| Challenge |
For this exercise, copy out each line of the material below that includes "PdfWriter".

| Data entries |
▼

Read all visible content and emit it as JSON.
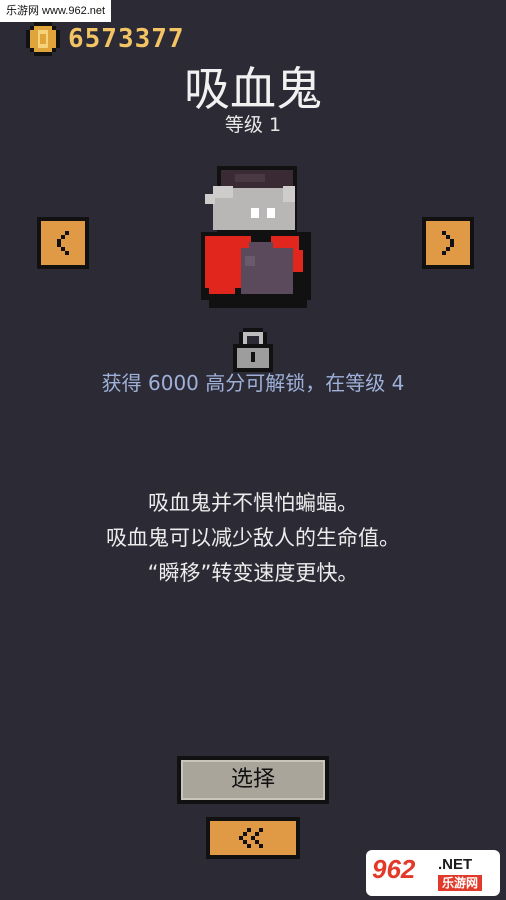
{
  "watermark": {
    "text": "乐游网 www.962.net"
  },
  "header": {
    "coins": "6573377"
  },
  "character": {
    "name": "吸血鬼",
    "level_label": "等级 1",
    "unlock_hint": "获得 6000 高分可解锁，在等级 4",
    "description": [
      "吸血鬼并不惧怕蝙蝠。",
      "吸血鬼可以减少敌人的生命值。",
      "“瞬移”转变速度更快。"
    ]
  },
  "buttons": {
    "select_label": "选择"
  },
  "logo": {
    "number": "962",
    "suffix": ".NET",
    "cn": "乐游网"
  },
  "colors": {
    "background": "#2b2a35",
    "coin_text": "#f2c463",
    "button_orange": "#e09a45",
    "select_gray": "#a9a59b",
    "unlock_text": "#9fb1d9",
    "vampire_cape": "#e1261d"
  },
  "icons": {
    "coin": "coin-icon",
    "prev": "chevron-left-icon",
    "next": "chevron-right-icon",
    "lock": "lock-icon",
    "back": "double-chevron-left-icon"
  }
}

▲
▼

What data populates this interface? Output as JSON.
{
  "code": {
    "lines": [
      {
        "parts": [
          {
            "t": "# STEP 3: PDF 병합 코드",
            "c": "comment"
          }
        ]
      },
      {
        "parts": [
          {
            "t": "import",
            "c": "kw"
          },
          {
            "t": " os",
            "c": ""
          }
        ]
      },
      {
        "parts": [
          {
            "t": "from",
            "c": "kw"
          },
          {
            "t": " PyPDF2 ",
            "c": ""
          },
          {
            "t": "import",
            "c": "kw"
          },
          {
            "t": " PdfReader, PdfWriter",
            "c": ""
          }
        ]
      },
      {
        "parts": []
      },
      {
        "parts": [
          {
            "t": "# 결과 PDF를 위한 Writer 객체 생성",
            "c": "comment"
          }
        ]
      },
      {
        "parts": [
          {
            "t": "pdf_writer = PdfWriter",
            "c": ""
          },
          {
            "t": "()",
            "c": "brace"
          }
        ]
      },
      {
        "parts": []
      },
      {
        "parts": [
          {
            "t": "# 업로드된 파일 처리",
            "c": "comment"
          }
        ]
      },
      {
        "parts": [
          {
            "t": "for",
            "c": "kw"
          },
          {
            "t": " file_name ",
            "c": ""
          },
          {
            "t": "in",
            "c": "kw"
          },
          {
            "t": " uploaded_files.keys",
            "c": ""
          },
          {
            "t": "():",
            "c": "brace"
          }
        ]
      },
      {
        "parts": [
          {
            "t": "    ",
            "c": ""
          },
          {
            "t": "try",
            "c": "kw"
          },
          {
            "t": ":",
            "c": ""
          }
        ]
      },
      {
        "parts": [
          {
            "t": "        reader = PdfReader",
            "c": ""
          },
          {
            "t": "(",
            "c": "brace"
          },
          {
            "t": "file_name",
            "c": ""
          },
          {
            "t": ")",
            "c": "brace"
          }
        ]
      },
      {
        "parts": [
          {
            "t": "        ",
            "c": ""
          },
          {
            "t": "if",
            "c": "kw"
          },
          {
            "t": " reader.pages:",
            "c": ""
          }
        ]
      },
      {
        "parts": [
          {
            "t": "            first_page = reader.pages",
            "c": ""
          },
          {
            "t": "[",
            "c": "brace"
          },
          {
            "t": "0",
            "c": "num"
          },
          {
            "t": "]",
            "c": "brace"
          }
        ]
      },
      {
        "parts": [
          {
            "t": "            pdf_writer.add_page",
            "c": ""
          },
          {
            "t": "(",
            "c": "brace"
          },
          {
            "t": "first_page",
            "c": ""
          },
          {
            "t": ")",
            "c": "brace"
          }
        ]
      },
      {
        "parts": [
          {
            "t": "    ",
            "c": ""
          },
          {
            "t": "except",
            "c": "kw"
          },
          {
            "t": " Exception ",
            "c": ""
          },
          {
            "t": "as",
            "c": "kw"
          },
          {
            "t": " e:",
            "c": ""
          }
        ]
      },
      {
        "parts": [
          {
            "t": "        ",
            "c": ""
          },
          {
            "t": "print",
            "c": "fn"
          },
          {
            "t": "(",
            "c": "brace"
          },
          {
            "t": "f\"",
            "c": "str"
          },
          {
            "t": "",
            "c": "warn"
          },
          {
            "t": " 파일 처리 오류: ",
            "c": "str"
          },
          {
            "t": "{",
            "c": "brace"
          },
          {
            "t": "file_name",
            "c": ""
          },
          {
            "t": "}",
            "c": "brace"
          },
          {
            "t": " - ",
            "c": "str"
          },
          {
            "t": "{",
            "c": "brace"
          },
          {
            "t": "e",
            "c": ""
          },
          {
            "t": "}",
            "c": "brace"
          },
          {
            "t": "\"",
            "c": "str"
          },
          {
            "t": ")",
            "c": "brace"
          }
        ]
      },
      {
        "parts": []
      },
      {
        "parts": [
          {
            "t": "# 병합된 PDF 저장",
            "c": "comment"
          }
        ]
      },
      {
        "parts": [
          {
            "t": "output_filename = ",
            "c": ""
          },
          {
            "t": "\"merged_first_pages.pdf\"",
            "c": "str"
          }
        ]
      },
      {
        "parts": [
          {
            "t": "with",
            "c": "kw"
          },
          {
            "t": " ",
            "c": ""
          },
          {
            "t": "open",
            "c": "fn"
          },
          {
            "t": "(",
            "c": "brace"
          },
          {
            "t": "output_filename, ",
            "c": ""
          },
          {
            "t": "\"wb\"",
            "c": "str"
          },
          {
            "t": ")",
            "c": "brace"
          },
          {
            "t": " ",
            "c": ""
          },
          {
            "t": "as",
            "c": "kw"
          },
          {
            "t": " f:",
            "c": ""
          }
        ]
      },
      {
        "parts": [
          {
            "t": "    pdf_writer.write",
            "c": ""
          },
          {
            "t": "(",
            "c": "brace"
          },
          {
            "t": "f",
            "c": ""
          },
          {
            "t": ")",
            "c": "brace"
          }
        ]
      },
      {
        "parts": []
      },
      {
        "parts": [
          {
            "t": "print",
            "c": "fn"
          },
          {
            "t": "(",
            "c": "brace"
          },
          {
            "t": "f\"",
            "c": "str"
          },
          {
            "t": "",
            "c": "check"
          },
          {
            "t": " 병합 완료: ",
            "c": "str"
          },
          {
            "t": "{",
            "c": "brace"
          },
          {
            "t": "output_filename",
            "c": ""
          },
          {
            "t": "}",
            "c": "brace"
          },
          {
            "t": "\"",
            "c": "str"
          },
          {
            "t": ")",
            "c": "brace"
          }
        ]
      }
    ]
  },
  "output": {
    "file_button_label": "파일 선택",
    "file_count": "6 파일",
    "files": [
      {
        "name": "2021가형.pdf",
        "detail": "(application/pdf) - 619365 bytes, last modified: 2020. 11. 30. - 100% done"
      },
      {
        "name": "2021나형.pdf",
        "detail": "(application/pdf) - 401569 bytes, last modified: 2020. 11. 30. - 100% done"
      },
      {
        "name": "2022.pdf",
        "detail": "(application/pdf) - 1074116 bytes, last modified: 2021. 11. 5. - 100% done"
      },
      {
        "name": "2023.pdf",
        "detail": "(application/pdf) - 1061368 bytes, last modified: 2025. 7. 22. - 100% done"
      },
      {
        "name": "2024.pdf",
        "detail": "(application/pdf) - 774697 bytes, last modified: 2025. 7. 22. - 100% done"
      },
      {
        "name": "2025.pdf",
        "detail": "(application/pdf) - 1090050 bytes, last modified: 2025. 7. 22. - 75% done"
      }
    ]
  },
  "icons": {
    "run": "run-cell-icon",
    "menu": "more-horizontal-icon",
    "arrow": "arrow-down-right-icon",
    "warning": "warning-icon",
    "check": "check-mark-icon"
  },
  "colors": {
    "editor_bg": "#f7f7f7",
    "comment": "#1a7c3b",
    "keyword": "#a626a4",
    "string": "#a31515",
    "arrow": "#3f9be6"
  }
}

▲

| Answer to the problem |
            "t": " PdfReader, PdfWriter",
            "t": "pdf_writer = PdfWriter",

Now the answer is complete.